- Aim of the exercise: Will you output the entries below exactly, skipping every image they contain?

(Dataset items)
++++

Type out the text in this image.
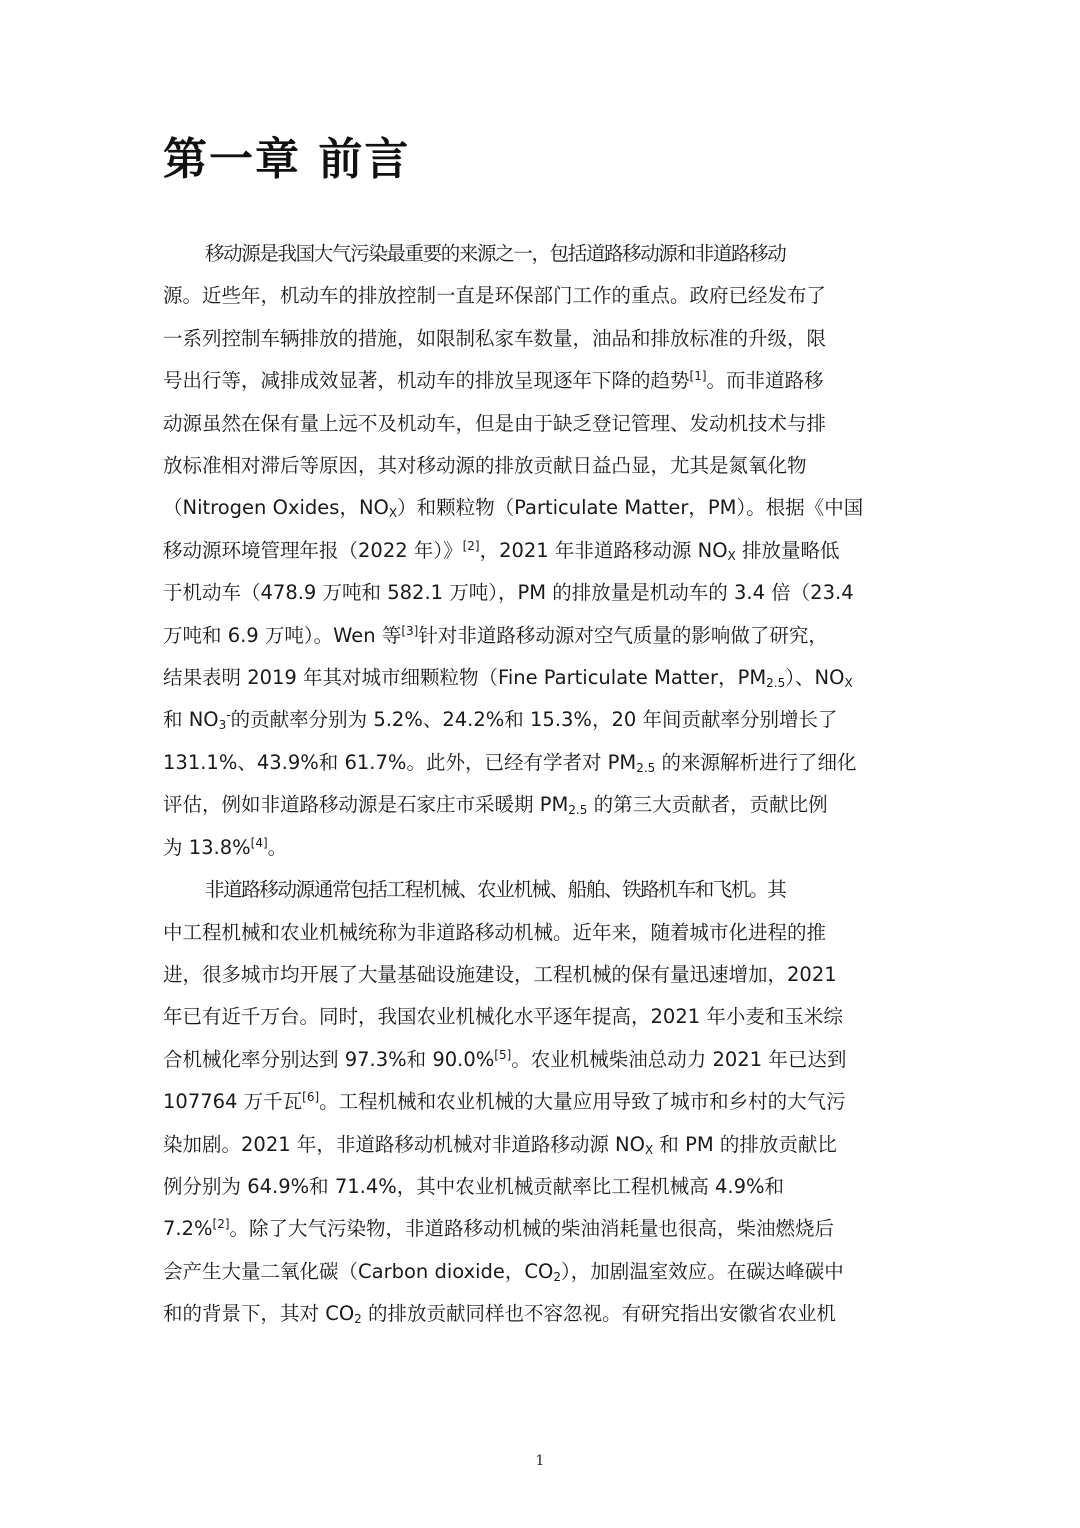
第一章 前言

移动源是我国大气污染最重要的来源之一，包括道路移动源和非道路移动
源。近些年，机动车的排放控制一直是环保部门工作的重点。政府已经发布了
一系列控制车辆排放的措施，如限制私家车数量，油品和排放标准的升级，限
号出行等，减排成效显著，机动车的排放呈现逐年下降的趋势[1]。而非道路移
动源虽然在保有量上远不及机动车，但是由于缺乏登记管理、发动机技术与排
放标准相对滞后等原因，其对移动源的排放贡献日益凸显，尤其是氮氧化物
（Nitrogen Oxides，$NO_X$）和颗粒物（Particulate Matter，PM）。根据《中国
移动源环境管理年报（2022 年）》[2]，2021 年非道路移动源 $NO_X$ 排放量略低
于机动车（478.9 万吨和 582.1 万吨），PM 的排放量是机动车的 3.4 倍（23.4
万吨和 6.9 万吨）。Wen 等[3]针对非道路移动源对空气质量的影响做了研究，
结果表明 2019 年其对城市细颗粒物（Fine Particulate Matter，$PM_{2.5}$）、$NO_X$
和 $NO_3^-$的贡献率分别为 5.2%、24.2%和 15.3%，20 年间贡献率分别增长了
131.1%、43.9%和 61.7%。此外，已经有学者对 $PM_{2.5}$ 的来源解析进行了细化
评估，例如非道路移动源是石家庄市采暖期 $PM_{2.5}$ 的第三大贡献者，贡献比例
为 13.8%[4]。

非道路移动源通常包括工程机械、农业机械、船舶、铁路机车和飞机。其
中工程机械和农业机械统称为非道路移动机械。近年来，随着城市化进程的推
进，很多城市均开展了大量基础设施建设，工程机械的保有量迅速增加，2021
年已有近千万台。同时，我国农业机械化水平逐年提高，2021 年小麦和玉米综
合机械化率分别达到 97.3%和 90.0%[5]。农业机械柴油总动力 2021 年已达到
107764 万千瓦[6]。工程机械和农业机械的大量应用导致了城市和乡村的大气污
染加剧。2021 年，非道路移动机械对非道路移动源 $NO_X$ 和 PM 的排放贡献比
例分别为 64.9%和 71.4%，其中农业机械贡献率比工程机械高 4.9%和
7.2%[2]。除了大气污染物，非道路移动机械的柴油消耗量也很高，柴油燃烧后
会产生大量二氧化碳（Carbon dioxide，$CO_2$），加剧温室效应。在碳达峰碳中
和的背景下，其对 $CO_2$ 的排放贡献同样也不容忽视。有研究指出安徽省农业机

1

++++

- Reply:
Type out the text in this image.
第一章 前言

移动源是我国大气污染最重要的来源之一，包括道路移动源和非道路移动
源。近些年，机动车的排放控制一直是环保部门工作的重点。政府已经发布了
一系列控制车辆排放的措施，如限制私家车数量，油品和排放标准的升级，限
号出行等，减排成效显著，机动车的排放呈现逐年下降的趋势[1]。而非道路移
动源虽然在保有量上远不及机动车，但是由于缺乏登记管理、发动机技术与排
放标准相对滞后等原因，其对移动源的排放贡献日益凸显，尤其是氮氧化物
（Nitrogen Oxides，$NO_X$）和颗粒物（Particulate Matter，PM）。根据《中国
移动源环境管理年报（2022 年）》[2]，2021 年非道路移动源 $NO_X$ 排放量略低
于机动车（478.9 万吨和 582.1 万吨），PM 的排放量是机动车的 3.4 倍（23.4
万吨和 6.9 万吨）。Wen 等[3]针对非道路移动源对空气质量的影响做了研究，
结果表明 2019 年其对城市细颗粒物（Fine Particulate Matter，$PM_{2.5}$）、$NO_X$
和 $NO_3^-$的贡献率分别为 5.2%、24.2%和 15.3%，20 年间贡献率分别增长了
131.1%、43.9%和 61.7%。此外，已经有学者对 $PM_{2.5}$ 的来源解析进行了细化
评估，例如非道路移动源是石家庄市采暖期 $PM_{2.5}$ 的第三大贡献者，贡献比例
为 13.8%[4]。

非道路移动源通常包括工程机械、农业机械、船舶、铁路机车和飞机。其
中工程机械和农业机械统称为非道路移动机械。近年来，随着城市化进程的推
进，很多城市均开展了大量基础设施建设，工程机械的保有量迅速增加，2021
年已有近千万台。同时，我国农业机械化水平逐年提高，2021 年小麦和玉米综
合机械化率分别达到 97.3%和 90.0%[5]。农业机械柴油总动力 2021 年已达到
107764 万千瓦[6]。工程机械和农业机械的大量应用导致了城市和乡村的大气污
染加剧。2021 年，非道路移动机械对非道路移动源 $NO_X$ 和 PM 的排放贡献比
例分别为 64.9%和 71.4%，其中农业机械贡献率比工程机械高 4.9%和
7.2%[2]。除了大气污染物，非道路移动机械的柴油消耗量也很高，柴油燃烧后
会产生大量二氧化碳（Carbon dioxide，$CO_2$），加剧温室效应。在碳达峰碳中
和的背景下，其对 $CO_2$ 的排放贡献同样也不容忽视。有研究指出安徽省农业机

1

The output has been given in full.